● REQUIREMENT:
From the records below, return every line containing the word "activity".

● DATA EXCERPTS:
------------------------------

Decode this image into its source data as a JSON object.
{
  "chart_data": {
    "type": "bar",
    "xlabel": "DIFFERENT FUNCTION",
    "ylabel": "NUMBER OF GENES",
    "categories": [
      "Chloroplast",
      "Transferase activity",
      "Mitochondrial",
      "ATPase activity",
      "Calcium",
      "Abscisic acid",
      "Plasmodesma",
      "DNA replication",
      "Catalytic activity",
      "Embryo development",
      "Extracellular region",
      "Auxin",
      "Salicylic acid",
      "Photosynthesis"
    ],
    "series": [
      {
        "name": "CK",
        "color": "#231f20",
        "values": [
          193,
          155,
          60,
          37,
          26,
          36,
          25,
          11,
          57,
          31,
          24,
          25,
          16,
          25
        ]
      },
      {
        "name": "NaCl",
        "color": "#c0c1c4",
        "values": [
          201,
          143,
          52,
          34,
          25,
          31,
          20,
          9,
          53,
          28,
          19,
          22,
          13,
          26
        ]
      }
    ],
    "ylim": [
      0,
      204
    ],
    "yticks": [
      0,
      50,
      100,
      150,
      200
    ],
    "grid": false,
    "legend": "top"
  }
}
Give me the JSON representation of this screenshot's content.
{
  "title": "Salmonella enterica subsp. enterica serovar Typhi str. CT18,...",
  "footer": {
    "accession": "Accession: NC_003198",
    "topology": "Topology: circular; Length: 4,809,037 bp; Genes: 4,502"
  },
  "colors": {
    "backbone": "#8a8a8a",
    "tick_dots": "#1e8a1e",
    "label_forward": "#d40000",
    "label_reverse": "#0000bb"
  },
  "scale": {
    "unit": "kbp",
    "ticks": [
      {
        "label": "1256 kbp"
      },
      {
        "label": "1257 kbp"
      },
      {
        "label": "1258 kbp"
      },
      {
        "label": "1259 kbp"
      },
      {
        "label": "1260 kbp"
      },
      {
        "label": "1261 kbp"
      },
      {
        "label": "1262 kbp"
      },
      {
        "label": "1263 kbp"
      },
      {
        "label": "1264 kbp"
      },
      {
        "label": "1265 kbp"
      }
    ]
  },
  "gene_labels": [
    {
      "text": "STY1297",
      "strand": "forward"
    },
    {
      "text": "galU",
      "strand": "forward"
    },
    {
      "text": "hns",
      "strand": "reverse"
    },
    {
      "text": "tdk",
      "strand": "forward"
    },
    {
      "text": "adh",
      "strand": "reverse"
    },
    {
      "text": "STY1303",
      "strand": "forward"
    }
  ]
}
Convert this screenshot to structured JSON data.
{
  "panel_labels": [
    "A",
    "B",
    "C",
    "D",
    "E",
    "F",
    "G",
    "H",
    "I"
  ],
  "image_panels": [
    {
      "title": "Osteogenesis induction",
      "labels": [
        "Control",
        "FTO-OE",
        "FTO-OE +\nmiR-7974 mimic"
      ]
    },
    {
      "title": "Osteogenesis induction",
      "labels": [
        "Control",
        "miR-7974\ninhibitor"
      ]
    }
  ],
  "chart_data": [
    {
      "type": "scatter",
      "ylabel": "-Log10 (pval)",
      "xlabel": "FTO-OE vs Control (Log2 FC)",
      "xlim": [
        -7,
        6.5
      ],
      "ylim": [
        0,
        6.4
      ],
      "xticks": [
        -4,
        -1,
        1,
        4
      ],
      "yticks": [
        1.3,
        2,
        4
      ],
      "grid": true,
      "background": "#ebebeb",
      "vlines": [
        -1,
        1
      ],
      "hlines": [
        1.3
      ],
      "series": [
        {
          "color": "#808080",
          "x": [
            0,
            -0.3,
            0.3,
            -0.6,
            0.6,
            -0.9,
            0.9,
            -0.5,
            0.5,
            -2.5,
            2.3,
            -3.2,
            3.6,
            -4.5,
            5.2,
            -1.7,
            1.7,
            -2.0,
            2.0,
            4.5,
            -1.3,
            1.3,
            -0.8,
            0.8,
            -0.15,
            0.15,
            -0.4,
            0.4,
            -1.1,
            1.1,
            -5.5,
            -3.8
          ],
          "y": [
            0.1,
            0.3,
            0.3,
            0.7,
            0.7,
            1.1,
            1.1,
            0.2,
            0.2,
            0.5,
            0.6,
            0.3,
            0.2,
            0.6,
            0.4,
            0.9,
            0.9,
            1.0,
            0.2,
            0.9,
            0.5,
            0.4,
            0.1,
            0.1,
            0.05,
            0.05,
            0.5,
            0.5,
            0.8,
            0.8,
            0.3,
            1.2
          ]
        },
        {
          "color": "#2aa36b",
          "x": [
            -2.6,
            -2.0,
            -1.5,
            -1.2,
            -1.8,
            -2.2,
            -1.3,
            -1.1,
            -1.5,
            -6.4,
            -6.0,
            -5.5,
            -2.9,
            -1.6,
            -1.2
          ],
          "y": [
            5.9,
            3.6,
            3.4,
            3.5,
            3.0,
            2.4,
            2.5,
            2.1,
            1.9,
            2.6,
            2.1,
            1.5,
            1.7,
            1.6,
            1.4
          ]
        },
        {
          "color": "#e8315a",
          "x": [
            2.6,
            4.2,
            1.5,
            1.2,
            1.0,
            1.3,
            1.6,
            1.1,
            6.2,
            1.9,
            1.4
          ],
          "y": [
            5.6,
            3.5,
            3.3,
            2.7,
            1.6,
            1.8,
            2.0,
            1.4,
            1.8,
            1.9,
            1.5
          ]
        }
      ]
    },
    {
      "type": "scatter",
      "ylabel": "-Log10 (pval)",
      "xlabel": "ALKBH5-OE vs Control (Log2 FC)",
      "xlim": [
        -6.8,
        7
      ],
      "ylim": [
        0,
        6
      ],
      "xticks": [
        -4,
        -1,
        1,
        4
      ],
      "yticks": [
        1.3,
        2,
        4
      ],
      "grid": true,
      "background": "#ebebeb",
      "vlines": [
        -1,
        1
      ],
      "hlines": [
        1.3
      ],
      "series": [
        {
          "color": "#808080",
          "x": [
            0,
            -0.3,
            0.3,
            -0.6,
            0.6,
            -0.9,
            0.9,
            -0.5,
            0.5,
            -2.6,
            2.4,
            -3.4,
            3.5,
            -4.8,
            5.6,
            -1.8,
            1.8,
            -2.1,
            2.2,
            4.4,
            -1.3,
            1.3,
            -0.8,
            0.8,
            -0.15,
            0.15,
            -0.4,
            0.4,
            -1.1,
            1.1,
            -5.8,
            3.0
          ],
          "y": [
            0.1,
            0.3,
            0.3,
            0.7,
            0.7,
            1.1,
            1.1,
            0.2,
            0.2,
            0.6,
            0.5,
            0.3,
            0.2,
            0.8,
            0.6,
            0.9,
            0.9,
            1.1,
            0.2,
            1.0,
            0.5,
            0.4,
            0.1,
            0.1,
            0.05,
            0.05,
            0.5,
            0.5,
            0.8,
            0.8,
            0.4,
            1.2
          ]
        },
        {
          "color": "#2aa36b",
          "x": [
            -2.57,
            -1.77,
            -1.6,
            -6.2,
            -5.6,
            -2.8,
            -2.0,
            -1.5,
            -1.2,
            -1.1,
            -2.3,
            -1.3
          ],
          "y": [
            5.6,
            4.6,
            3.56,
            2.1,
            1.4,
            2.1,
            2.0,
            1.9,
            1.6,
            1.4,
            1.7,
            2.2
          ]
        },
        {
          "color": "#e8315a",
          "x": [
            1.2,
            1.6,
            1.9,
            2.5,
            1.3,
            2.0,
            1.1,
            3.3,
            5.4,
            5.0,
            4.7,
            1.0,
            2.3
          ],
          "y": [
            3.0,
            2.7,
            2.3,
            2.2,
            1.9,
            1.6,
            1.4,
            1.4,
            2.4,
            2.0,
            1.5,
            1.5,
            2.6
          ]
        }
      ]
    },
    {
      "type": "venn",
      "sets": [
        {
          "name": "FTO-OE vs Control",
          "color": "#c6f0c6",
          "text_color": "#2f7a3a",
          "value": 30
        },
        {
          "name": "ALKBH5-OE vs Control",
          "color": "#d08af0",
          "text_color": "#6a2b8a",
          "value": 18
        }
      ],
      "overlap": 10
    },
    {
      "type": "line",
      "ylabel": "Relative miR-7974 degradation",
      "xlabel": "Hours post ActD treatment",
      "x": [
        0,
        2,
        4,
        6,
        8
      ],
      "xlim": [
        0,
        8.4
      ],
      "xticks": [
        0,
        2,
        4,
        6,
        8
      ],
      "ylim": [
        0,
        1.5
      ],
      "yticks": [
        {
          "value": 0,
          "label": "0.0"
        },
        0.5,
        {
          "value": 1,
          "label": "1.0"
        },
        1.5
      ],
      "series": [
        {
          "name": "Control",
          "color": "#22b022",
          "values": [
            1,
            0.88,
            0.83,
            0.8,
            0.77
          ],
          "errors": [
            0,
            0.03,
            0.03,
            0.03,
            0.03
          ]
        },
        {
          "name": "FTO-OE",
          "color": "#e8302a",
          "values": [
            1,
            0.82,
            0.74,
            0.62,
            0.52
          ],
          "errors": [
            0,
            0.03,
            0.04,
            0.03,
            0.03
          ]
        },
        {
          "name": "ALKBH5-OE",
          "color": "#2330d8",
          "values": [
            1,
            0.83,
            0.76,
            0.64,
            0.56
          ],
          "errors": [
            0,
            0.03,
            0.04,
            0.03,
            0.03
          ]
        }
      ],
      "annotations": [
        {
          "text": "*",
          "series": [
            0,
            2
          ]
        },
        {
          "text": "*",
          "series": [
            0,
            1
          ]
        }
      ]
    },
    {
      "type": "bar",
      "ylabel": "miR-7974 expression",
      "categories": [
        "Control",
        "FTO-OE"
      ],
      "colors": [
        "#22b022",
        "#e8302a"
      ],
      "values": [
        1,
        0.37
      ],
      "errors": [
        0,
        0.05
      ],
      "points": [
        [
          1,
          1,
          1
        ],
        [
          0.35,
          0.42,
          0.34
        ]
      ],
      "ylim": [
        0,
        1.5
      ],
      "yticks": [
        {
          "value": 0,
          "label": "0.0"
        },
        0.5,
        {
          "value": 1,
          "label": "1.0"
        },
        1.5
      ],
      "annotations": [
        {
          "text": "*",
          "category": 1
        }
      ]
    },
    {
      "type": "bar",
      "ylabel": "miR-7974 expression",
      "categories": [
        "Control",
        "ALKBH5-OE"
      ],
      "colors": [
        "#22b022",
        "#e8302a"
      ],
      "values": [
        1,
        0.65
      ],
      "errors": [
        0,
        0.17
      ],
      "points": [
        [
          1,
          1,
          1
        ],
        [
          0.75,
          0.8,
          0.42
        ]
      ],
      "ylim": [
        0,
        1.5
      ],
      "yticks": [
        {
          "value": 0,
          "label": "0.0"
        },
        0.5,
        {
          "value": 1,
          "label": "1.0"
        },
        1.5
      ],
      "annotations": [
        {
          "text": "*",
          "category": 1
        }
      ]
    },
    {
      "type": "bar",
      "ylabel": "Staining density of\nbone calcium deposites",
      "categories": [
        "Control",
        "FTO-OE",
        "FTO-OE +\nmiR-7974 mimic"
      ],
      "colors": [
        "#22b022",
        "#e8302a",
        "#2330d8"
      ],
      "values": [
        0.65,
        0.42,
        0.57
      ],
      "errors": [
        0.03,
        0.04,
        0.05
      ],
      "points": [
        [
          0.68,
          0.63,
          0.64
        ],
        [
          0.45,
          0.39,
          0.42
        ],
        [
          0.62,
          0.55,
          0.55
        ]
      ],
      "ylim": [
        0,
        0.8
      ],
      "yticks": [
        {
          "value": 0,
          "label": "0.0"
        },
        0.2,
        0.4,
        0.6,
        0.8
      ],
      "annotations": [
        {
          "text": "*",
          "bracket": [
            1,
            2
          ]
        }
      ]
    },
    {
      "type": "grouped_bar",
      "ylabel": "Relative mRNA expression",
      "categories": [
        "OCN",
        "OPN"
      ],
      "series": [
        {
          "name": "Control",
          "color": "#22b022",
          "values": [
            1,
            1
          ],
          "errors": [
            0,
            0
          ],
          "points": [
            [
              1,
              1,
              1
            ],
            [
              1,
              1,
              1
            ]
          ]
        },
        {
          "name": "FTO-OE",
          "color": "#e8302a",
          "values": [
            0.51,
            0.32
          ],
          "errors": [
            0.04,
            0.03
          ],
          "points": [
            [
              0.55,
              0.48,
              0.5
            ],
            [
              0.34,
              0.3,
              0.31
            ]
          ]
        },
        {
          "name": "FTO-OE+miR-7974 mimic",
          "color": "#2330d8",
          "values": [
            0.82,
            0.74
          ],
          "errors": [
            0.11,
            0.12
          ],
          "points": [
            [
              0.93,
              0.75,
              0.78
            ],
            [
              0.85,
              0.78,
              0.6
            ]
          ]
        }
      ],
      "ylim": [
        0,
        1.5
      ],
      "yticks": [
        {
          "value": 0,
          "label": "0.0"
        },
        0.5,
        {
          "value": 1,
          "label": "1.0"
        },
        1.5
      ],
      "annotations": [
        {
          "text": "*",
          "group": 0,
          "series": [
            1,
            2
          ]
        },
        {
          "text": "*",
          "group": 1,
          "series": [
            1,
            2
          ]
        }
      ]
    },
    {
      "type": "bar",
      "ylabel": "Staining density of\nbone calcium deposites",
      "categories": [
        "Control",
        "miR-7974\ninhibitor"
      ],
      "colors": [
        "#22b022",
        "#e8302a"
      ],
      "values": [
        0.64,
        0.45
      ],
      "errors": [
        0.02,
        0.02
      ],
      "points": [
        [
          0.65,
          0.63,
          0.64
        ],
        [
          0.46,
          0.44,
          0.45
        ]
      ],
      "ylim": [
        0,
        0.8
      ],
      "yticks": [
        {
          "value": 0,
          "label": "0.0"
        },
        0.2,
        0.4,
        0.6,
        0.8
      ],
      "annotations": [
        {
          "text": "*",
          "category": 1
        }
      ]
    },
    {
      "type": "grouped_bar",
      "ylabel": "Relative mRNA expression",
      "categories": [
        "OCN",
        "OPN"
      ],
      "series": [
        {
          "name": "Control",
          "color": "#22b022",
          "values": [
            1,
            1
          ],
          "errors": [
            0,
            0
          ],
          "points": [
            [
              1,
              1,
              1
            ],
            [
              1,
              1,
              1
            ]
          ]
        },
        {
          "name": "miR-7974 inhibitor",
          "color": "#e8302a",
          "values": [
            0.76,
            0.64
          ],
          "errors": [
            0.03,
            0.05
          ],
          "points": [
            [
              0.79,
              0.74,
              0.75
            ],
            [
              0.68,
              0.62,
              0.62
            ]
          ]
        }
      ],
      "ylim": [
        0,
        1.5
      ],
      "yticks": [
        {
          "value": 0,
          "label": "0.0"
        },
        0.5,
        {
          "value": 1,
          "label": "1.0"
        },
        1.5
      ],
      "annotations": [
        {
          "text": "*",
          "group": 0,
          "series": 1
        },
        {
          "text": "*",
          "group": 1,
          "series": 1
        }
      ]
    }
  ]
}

------------------------------

● SOLUTION FOR THIS TASK:
      "Transferase activity",
      "ATPase activity",
      "Catalytic activity",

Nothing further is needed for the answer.